**Instruction:**
Reproduce word for word the lines of the listing from its first line through the line containing "stacked-bar-chart: Ønsker at", both included.

**Supplied material:**
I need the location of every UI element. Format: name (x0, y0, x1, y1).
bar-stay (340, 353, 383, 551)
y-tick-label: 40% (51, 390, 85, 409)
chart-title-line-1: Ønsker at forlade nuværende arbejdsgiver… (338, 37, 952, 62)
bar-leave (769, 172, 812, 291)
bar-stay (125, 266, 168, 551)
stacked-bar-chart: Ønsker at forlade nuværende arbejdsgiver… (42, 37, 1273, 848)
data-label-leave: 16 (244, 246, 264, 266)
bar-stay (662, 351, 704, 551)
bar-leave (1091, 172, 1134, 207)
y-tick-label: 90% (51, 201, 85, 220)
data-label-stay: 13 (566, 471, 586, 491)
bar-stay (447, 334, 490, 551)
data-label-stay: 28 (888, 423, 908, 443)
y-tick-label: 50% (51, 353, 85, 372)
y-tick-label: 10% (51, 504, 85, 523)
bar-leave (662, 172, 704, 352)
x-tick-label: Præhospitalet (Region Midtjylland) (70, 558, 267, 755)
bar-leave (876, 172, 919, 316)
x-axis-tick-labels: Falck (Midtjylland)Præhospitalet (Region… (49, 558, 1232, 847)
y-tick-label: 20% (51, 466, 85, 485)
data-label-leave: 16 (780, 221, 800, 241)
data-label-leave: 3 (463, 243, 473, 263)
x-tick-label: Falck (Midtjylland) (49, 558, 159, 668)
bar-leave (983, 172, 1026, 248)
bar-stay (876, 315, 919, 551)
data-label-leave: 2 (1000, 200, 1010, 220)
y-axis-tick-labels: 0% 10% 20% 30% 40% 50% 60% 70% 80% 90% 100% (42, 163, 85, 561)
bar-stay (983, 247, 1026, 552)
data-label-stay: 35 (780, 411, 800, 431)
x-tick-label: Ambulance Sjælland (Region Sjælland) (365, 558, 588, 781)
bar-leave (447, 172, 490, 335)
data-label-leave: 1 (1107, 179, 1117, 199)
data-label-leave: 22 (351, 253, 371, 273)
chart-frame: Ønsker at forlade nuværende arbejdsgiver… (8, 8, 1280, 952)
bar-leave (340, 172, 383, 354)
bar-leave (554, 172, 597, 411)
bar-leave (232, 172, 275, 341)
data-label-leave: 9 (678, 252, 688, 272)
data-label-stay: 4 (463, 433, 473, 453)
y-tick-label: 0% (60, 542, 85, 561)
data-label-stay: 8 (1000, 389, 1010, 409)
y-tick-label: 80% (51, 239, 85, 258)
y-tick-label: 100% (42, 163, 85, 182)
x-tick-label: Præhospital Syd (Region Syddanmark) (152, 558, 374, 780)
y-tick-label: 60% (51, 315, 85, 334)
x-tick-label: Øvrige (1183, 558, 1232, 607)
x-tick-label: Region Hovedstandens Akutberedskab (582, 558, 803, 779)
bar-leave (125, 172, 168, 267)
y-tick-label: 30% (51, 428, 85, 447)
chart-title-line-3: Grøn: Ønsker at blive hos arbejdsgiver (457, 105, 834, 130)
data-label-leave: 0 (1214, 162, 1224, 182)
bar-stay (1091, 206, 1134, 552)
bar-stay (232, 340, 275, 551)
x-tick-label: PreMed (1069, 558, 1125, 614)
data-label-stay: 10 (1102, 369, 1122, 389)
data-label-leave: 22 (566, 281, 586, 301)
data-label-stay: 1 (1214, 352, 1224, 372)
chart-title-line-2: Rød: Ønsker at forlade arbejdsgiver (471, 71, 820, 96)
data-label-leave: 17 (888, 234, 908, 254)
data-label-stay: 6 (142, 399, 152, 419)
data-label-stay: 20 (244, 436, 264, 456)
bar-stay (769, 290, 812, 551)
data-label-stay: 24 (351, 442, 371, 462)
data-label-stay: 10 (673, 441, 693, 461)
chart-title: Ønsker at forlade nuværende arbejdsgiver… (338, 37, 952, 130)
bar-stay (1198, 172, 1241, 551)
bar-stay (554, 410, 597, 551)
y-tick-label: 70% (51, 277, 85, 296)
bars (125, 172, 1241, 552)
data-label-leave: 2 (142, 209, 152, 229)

**Exercise result:**
I need the location of every UI element. Format: name (x0, y0, x1, y1).
bar-stay (340, 353, 383, 551)
y-tick-label: 40% (51, 390, 85, 409)
chart-title-line-1: Ønsker at forlade nuværende arbejdsgiver… (338, 37, 952, 62)
bar-leave (769, 172, 812, 291)
bar-stay (125, 266, 168, 551)
stacked-bar-chart: Ønsker at forlade nuværende arbejdsgiver… (42, 37, 1273, 848)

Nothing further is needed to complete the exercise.